— TEXTO PARA LEER —
_ _ _ _ _

Tocados y hundidos. Sin tiempo a reaccionar, nuestros cielos quedaron a merced de nuestras chiquilladas postadolescentes. Y Belén, que descansaba en esos momentos en una reserva natural al sur de su Lima, agarró su paleta y plasmó el celeste que siempre había deseado que la despidiera antes de dormir. Un brochazo de azul en el centro. Una acuarela de rojo sobre su cabeza. Carboncillo para dos toques de negro difuminados. Y una larga pincelada de naranja sobre el horizonte. Miró su cuadro aún fresco, y solo tuvo tiempo de dibujarse a así misma esa sonrisa que siempre la acompaña, boceto del corazón que nunca abandona.
Y Carmen, siempre Carmen. Una persona tal que así, de aquellas que hacen grandes los pequeños detalles cotidianos, y no porque sean diminutos, sino porque los demás quizá no sabemos verlo. En una ciudad como Londres, en que los grises son la tónica dominante del día a día, Carmen se emperra a menudo en buscar sus azules en las pequeñas cosas que pasan desapercibidas, en esas historias que a todos nos ocurren y nos gustaría contar a los demás. Y ella demostró que el cielo le puede dar la bienvenida cada día con los brazos abiertos en cualquier lugar, simplemente mirando a su alrededor y sin necesidad de alzar la vista.
Tampoco podía faltar Víctor desde el París que le enamora, una ciudad que sin embargo ese día parecía estar enfurruñada con el mundo, tanto, que el cielo se cargó de malas pulgas y los edificios se apretaron para casi tapar esa Torre Eiffel que tanto protagonismo les roba. Pero Víctor es en el fondo un galán, y con dos palabras bonitas, consiguió que la ciudad le sonriera y dejara escapar algunos coquetos claros. Porque París, hasta en los días más nublados, no deja de ser la infinita Ciudad de las Luces.

_ _ _ _ _

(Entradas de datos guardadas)
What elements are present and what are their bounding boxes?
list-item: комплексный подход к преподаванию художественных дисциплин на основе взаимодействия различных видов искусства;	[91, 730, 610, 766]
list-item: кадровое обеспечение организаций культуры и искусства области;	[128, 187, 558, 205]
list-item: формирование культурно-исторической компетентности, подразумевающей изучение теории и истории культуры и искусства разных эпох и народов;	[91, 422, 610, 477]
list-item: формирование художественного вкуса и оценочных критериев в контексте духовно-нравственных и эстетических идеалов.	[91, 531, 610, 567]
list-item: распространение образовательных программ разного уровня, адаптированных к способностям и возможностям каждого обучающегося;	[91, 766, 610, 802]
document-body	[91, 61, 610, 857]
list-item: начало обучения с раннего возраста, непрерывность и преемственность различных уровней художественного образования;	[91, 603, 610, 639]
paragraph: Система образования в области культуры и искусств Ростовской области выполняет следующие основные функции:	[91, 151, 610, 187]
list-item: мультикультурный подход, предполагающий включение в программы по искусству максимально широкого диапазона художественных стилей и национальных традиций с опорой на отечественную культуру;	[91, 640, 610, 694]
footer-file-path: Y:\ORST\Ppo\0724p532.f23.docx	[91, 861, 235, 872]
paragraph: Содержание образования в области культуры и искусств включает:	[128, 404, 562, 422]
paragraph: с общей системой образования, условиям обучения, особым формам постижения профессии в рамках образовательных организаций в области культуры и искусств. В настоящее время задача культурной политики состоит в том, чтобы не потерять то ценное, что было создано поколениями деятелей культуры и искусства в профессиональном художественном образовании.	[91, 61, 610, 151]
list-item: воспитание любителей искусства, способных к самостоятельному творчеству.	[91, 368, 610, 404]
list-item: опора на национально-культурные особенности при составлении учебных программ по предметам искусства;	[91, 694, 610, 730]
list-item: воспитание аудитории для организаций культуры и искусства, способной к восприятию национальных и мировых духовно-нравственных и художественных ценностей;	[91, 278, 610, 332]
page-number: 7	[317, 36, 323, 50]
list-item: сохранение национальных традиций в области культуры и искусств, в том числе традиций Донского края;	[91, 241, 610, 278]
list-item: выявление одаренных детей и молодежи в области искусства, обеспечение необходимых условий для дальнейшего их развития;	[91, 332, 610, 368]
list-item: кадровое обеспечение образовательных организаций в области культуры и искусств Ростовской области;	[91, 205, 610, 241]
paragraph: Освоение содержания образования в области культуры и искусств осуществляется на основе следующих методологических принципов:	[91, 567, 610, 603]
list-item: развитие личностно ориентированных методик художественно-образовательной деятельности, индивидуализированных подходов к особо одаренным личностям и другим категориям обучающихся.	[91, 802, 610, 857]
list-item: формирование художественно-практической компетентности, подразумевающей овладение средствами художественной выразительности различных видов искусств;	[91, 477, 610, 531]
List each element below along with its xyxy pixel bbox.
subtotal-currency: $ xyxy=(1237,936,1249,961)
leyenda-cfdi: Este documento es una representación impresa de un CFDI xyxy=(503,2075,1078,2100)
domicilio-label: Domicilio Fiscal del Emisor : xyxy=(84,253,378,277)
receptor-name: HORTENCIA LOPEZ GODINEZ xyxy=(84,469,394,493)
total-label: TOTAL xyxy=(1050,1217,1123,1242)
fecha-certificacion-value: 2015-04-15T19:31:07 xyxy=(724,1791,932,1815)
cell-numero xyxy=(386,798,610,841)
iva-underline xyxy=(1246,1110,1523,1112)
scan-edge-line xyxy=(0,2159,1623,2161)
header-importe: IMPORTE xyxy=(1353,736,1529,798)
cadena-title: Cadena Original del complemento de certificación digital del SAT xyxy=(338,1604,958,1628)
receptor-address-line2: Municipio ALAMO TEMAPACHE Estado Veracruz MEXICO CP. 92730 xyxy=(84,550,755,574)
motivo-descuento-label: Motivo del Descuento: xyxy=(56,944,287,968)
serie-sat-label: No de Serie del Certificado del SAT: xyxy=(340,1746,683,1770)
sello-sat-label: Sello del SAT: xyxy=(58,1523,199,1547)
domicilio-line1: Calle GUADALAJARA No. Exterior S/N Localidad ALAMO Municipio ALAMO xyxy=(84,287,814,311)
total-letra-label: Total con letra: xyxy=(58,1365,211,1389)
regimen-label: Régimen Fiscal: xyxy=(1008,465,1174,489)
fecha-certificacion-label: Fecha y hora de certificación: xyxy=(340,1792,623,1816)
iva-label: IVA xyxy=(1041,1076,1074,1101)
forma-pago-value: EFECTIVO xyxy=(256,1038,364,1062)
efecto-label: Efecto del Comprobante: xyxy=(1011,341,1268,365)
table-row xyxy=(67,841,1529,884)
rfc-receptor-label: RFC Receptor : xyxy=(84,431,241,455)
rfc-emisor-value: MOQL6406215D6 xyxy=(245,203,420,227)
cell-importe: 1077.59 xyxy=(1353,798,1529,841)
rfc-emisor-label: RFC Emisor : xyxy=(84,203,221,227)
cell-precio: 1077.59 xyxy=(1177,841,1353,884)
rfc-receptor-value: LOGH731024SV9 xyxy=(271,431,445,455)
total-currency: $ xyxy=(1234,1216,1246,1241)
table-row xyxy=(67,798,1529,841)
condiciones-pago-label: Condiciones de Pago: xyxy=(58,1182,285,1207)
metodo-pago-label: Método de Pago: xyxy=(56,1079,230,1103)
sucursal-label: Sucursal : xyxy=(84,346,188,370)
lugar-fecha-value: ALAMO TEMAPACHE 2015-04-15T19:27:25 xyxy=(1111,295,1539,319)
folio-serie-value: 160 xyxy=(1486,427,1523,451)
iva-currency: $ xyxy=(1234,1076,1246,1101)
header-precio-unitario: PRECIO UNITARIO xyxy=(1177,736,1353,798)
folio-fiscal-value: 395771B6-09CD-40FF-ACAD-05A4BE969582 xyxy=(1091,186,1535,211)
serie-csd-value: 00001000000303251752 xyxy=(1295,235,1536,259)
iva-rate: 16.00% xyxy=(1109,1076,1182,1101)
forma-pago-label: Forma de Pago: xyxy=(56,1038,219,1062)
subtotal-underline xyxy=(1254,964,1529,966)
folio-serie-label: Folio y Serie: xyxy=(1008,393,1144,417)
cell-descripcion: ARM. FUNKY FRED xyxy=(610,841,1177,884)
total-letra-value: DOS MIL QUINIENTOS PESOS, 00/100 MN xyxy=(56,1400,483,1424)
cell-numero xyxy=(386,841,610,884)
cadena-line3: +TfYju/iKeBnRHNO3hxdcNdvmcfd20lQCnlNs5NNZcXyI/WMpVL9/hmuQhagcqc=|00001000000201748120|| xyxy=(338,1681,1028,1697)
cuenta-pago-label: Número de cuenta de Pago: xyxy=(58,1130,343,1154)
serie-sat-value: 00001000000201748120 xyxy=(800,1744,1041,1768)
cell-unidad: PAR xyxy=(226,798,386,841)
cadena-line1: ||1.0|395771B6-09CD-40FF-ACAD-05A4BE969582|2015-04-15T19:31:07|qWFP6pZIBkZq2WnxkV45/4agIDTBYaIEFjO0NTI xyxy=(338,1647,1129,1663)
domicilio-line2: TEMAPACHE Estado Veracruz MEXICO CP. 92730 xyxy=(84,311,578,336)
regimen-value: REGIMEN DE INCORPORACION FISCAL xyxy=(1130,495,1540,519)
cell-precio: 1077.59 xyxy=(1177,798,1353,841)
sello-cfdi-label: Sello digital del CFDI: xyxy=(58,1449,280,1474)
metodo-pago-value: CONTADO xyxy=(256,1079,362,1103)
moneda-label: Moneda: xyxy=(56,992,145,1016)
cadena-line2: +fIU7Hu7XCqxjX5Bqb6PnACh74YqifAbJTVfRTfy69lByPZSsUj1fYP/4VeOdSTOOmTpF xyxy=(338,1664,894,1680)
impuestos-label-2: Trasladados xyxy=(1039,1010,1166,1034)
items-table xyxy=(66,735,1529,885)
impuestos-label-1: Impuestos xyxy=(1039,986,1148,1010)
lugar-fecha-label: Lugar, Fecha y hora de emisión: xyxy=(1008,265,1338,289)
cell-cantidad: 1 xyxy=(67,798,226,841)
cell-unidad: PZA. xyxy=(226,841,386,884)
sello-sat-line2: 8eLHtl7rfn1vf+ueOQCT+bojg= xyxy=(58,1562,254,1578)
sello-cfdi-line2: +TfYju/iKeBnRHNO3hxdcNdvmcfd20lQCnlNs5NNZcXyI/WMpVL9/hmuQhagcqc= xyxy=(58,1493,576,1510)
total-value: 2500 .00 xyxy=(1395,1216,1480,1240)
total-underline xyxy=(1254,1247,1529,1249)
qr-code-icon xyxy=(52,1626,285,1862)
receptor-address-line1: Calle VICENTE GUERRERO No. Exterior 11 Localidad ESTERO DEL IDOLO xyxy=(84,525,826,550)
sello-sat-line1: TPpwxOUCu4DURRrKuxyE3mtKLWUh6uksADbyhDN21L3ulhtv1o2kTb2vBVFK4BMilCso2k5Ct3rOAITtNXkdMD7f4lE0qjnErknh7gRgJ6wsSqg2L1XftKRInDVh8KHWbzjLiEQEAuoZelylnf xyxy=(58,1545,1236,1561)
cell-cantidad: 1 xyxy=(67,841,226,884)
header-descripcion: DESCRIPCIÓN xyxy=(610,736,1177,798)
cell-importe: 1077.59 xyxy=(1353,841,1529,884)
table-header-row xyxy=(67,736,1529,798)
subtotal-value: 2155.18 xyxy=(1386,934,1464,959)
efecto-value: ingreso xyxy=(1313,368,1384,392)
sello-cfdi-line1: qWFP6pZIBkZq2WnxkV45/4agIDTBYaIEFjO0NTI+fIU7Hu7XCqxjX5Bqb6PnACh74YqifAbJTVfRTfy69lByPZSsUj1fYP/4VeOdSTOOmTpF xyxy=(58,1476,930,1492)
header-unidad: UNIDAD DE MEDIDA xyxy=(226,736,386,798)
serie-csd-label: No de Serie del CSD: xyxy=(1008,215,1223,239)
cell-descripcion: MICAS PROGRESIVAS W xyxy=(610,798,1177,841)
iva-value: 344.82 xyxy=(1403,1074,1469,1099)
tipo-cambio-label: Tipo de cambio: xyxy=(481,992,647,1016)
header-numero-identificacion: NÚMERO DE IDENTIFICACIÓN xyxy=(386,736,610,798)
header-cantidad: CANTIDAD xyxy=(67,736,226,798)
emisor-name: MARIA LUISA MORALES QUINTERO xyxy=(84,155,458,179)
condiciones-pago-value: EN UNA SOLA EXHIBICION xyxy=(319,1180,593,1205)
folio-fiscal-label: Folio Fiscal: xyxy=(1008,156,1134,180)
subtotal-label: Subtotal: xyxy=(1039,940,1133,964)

_ _ _ _ _

— PRUÉBALO —
En el texto sobre los cielos, ¿por qué los detalles cotidianos que Carmen engrandece se consideran pequeños? Responde en una a tres oraciones. Los ítems no intervienen en esto.

— RESULTADO —
No se consideran pequeños porque sean diminutos. Se consideran así porque los demás quizá no sabemos verlos.